**Instructions for the task**: Reproduce each line exactly, including spacing and punctuation.

**The records**:
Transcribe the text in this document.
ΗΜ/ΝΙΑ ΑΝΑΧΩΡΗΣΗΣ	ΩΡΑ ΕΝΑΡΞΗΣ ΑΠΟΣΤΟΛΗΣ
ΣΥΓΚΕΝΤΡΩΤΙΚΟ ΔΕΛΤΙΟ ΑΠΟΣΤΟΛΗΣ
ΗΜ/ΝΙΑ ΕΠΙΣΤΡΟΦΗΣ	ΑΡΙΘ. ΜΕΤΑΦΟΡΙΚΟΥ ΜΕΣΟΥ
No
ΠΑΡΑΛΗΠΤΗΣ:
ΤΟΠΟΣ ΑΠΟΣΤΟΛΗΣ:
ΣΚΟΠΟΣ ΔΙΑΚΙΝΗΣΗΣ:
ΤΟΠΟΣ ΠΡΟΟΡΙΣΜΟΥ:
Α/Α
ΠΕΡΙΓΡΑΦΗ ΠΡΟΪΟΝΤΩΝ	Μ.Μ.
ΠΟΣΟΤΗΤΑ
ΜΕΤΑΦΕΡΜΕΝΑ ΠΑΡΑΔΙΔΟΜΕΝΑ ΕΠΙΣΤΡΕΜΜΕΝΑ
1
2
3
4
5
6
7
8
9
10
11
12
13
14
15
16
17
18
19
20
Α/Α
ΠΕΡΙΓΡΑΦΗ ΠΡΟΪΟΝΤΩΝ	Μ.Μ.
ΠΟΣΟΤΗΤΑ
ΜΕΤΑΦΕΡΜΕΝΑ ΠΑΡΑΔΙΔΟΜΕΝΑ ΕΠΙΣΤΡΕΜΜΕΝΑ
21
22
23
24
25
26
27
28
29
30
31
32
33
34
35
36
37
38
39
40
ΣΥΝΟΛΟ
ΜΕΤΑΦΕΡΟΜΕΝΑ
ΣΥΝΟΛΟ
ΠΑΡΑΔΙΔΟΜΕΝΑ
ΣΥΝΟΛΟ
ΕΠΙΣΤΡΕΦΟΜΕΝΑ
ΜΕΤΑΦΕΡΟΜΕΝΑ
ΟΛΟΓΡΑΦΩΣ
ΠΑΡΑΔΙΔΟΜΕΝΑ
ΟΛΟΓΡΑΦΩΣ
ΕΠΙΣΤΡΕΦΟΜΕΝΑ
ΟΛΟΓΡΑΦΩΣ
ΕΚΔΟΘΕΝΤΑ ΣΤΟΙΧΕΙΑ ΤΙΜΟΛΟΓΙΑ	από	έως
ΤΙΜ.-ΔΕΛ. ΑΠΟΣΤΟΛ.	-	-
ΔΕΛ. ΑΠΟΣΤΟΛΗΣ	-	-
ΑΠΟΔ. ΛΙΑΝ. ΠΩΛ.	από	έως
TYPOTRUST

**Result for this task**:
Transcribe the text in this document.
ΗΜ/ΝΙΑ ΑΝΑΧΩΡΗΣΗΣ	ΩΡΑ ΕΝΑΡΞΗΣ ΑΠΟΣΤΟΛΗΣ
ΣΥΓΚΕΝΤΡΩΤΙΚΟ ΔΕΛΤΙΟ ΑΠΟΣΤΟΛΗΣ
ΗΜ/ΝΙΑ ΕΠΙΣΤΡΟΦΗΣ	ΑΡΙΘ. ΜΕΤΑΦΟΡΙΚΟΥ ΜΕΣΟΥ
No
ΠΑΡΑΛΗΠΤΗΣ:
ΤΟΠΟΣ ΑΠΟΣΤΟΛΗΣ:
ΣΚΟΠΟΣ ΔΙΑΚΙΝΗΣΗΣ:
ΤΟΠΟΣ ΠΡΟΟΡΙΣΜΟΥ:
Α/Α
ΠΕΡΙΓΡΑΦΗ ΠΡΟΪΟΝΤΩΝ	Μ.Μ.
ΠΟΣΟΤΗΤΑ
ΜΕΤΑΦΕΡΜΕΝΑ ΠΑΡΑΔΙΔΟΜΕΝΑ ΕΠΙΣΤΡΕΜΜΕΝΑ
1
2
3
4
5
6
7
8
9
10
11
12
13
14
15
16
17
18
19
20
Α/Α
ΠΕΡΙΓΡΑΦΗ ΠΡΟΪΟΝΤΩΝ	Μ.Μ.
ΠΟΣΟΤΗΤΑ
ΜΕΤΑΦΕΡΜΕΝΑ ΠΑΡΑΔΙΔΟΜΕΝΑ ΕΠΙΣΤΡΕΜΜΕΝΑ
21
22
23
24
25
26
27
28
29
30
31
32
33
34
35
36
37
38
39
40
ΣΥΝΟΛΟ
ΜΕΤΑΦΕΡΟΜΕΝΑ
ΣΥΝΟΛΟ
ΠΑΡΑΔΙΔΟΜΕΝΑ
ΣΥΝΟΛΟ
ΕΠΙΣΤΡΕΦΟΜΕΝΑ
ΜΕΤΑΦΕΡΟΜΕΝΑ
ΟΛΟΓΡΑΦΩΣ
ΠΑΡΑΔΙΔΟΜΕΝΑ
ΟΛΟΓΡΑΦΩΣ
ΕΠΙΣΤΡΕΦΟΜΕΝΑ
ΟΛΟΓΡΑΦΩΣ
ΕΚΔΟΘΕΝΤΑ ΣΤΟΙΧΕΙΑ ΤΙΜΟΛΟΓΙΑ	από	έως
ΤΙΜ.-ΔΕΛ. ΑΠΟΣΤΟΛ.	-	-
ΔΕΛ. ΑΠΟΣΤΟΛΗΣ	-	-
ΑΠΟΔ. ΛΙΑΝ. ΠΩΛ.	από	έως
TYPOTRUST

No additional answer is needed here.